Extracted data entries:

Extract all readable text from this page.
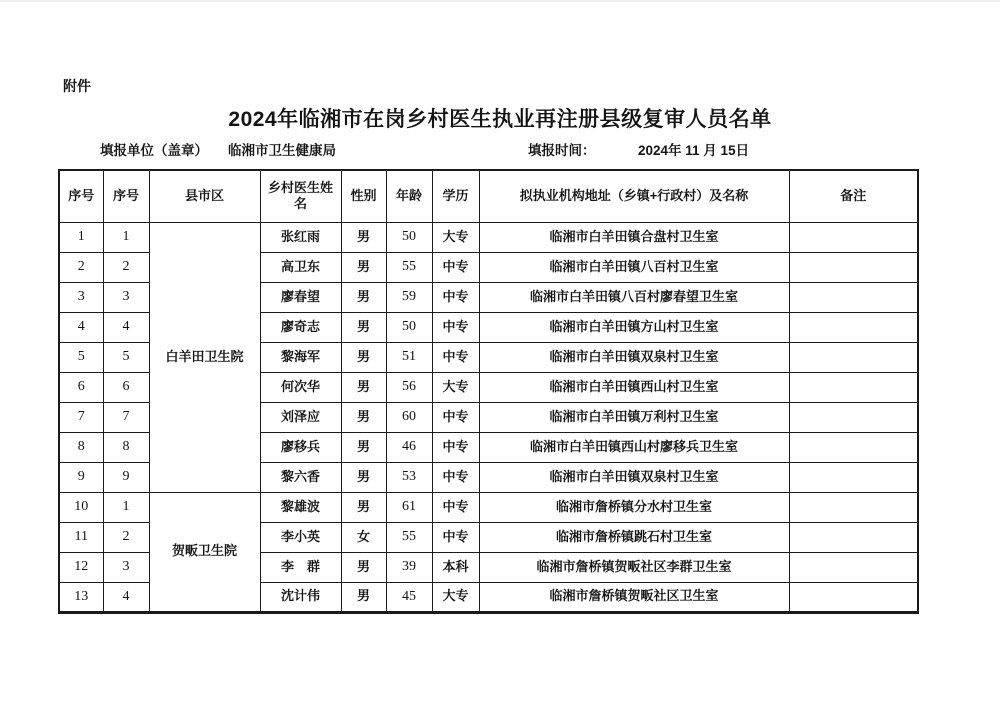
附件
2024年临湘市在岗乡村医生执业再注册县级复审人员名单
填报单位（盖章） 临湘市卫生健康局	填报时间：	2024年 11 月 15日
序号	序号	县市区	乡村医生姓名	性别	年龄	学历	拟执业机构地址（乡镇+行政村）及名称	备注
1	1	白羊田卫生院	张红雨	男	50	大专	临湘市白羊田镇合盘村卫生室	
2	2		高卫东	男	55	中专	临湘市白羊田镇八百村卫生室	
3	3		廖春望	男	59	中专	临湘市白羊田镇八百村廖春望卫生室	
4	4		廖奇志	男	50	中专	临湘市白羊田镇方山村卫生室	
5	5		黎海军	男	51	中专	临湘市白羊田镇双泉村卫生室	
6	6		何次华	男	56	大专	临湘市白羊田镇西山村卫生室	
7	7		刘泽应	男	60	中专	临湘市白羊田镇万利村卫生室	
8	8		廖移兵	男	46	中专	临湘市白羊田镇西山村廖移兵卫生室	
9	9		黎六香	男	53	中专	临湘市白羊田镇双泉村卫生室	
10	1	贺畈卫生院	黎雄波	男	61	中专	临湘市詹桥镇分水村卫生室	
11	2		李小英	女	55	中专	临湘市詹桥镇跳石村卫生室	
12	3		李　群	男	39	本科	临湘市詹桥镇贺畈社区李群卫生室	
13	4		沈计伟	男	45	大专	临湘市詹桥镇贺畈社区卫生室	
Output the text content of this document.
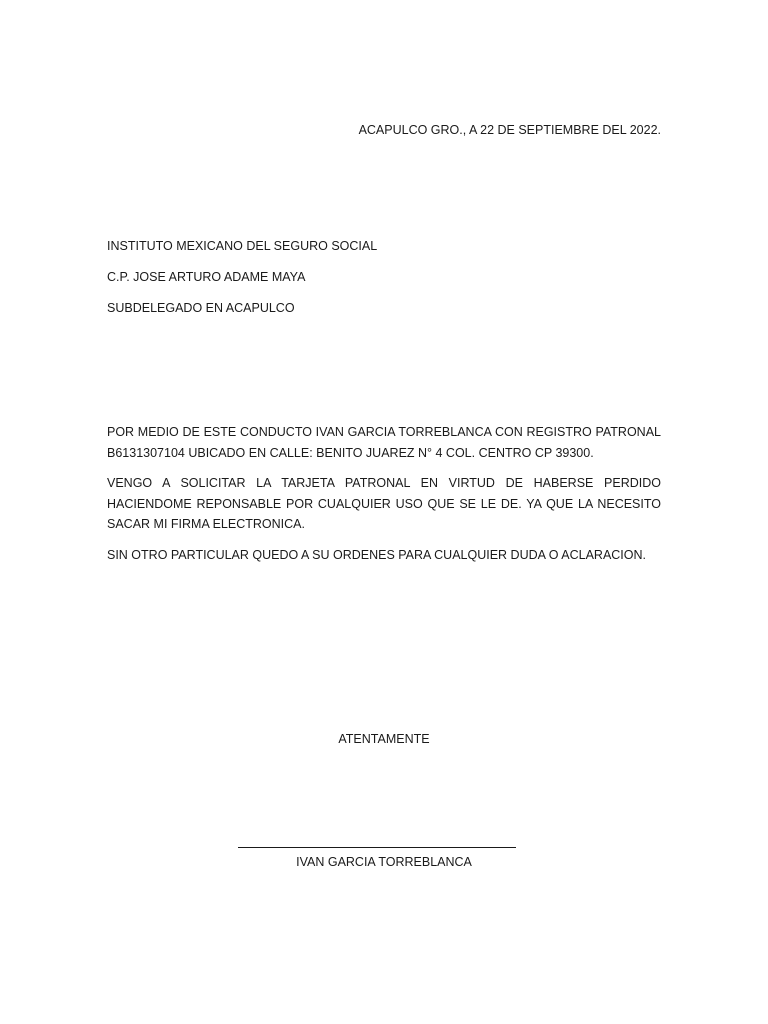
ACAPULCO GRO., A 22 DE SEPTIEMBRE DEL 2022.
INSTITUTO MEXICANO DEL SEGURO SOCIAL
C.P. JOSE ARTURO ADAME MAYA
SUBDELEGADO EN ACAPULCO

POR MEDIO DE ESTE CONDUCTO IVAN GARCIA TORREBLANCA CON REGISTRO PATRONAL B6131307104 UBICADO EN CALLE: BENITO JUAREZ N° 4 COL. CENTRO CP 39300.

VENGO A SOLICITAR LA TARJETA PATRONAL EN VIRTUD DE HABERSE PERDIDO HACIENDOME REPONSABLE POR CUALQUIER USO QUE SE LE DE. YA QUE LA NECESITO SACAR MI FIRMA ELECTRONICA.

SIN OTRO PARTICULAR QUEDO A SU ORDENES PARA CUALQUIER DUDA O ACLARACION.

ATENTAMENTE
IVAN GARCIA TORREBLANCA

→ **Task brief**
Take the listing and print it again exactly, but without any pictures.

→ **Exercise answer**
Extract all readable text from this page.
附件
2024年临湘市在岗乡村医生执业再注册县级复审人员名单
填报单位（盖章） 临湘市卫生健康局	填报时间：	2024年 11 月 15日
序号	序号	县市区	乡村医生姓名	性别	年龄	学历	拟执业机构地址（乡镇+行政村）及名称	备注
1	1	白羊田卫生院	张红雨	男	50	大专	临湘市白羊田镇合盘村卫生室	
2	2		高卫东	男	55	中专	临湘市白羊田镇八百村卫生室	
3	3		廖春望	男	59	中专	临湘市白羊田镇八百村廖春望卫生室	
4	4		廖奇志	男	50	中专	临湘市白羊田镇方山村卫生室	
5	5		黎海军	男	51	中专	临湘市白羊田镇双泉村卫生室	
6	6		何次华	男	56	大专	临湘市白羊田镇西山村卫生室	
7	7		刘泽应	男	60	中专	临湘市白羊田镇万利村卫生室	
8	8		廖移兵	男	46	中专	临湘市白羊田镇西山村廖移兵卫生室	
9	9		黎六香	男	53	中专	临湘市白羊田镇双泉村卫生室	
10	1	贺畈卫生院	黎雄波	男	61	中专	临湘市詹桥镇分水村卫生室	
11	2		李小英	女	55	中专	临湘市詹桥镇跳石村卫生室	
12	3		李　群	男	39	本科	临湘市詹桥镇贺畈社区李群卫生室	
13	4		沈计伟	男	45	大专	临湘市詹桥镇贺畈社区卫生室	
Output the text content of this document.
ACAPULCO GRO., A 22 DE SEPTIEMBRE DEL 2022.
INSTITUTO MEXICANO DEL SEGURO SOCIAL
C.P. JOSE ARTURO ADAME MAYA
SUBDELEGADO EN ACAPULCO

POR MEDIO DE ESTE CONDUCTO IVAN GARCIA TORREBLANCA CON REGISTRO PATRONAL B6131307104 UBICADO EN CALLE: BENITO JUAREZ N° 4 COL. CENTRO CP 39300.

VENGO A SOLICITAR LA TARJETA PATRONAL EN VIRTUD DE HABERSE PERDIDO HACIENDOME REPONSABLE POR CUALQUIER USO QUE SE LE DE. YA QUE LA NECESITO SACAR MI FIRMA ELECTRONICA.

SIN OTRO PARTICULAR QUEDO A SU ORDENES PARA CUALQUIER DUDA O ACLARACION.

ATENTAMENTE
IVAN GARCIA TORREBLANCA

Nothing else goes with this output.